» **WHAT THE TASK ASKS**
Set each entry down verbatim, omitting images.
>> START DATASET ROWS
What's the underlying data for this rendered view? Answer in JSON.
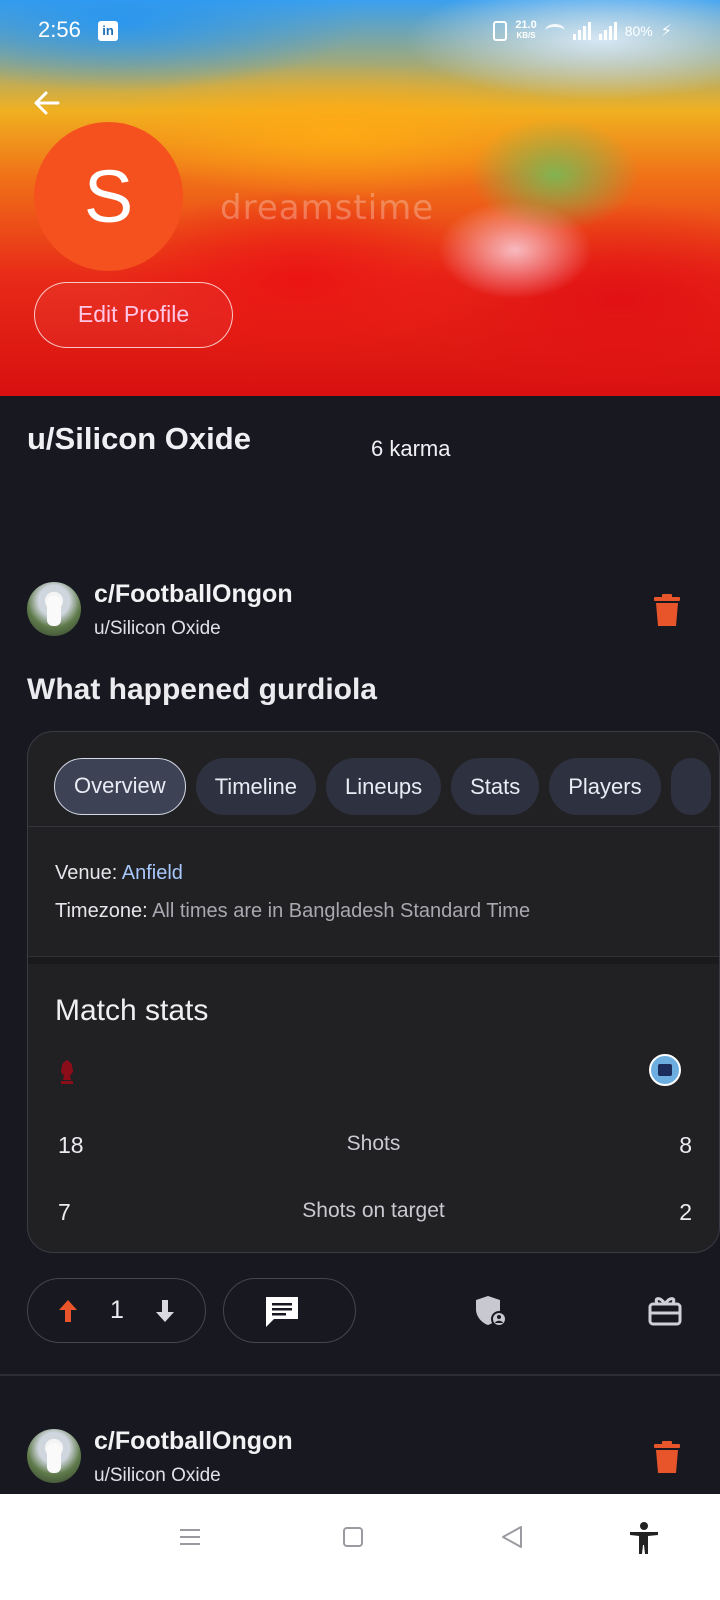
{
  "status_bar": {
    "time": "2:56",
    "net_speed_value": "21.0",
    "net_speed_unit": "KB/S",
    "battery": "80%"
  },
  "banner": {
    "watermark": "dreamstime"
  },
  "profile": {
    "avatar_letter": "S",
    "edit_button": "Edit Profile",
    "username": "u/Silicon Oxide",
    "karma": "6 karma"
  },
  "posts": [
    {
      "community": "c/FootballOngon",
      "author": "u/Silicon Oxide",
      "title": "What happened gurdiola",
      "embed": {
        "tabs": [
          "Overview",
          "Timeline",
          "Lineups",
          "Stats",
          "Players"
        ],
        "active_tab": "Overview",
        "venue_label": "Venue:",
        "venue_value": "Anfield",
        "timezone_label": "Timezone:",
        "timezone_value": "All times are in Bangladesh Standard Time",
        "section_title": "Match stats",
        "stats": [
          {
            "home": "18",
            "label": "Shots",
            "away": "8"
          },
          {
            "home": "7",
            "label": "Shots on target",
            "away": "2"
          }
        ]
      },
      "votes": "1"
    },
    {
      "community": "c/FootballOngon",
      "author": "u/Silicon Oxide"
    }
  ],
  "colors": {
    "background": "#181820",
    "accent_orange": "#f4511e",
    "trash_red": "#e8552a",
    "link_blue": "#a8c7fa"
  }
}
>> END DATASET ROWS
» **ANSWER FOR THE TASK**
What's the underlying data for this rendered view? Answer in JSON.
{
  "status_bar": {
    "time": "2:56",
    "net_speed_value": "21.0",
    "net_speed_unit": "KB/S",
    "battery": "80%"
  },
  "banner": {
    "watermark": "dreamstime"
  },
  "profile": {
    "avatar_letter": "S",
    "edit_button": "Edit Profile",
    "username": "u/Silicon Oxide",
    "karma": "6 karma"
  },
  "posts": [
    {
      "community": "c/FootballOngon",
      "author": "u/Silicon Oxide",
      "title": "What happened gurdiola",
      "embed": {
        "tabs": [
          "Overview",
          "Timeline",
          "Lineups",
          "Stats",
          "Players"
        ],
        "active_tab": "Overview",
        "venue_label": "Venue:",
        "venue_value": "Anfield",
        "timezone_label": "Timezone:",
        "timezone_value": "All times are in Bangladesh Standard Time",
        "section_title": "Match stats",
        "stats": [
          {
            "home": "18",
            "label": "Shots",
            "away": "8"
          },
          {
            "home": "7",
            "label": "Shots on target",
            "away": "2"
          }
        ]
      },
      "votes": "1"
    },
    {
      "community": "c/FootballOngon",
      "author": "u/Silicon Oxide"
    }
  ],
  "colors": {
    "background": "#181820",
    "accent_orange": "#f4511e",
    "trash_red": "#e8552a",
    "link_blue": "#a8c7fa"
  }
}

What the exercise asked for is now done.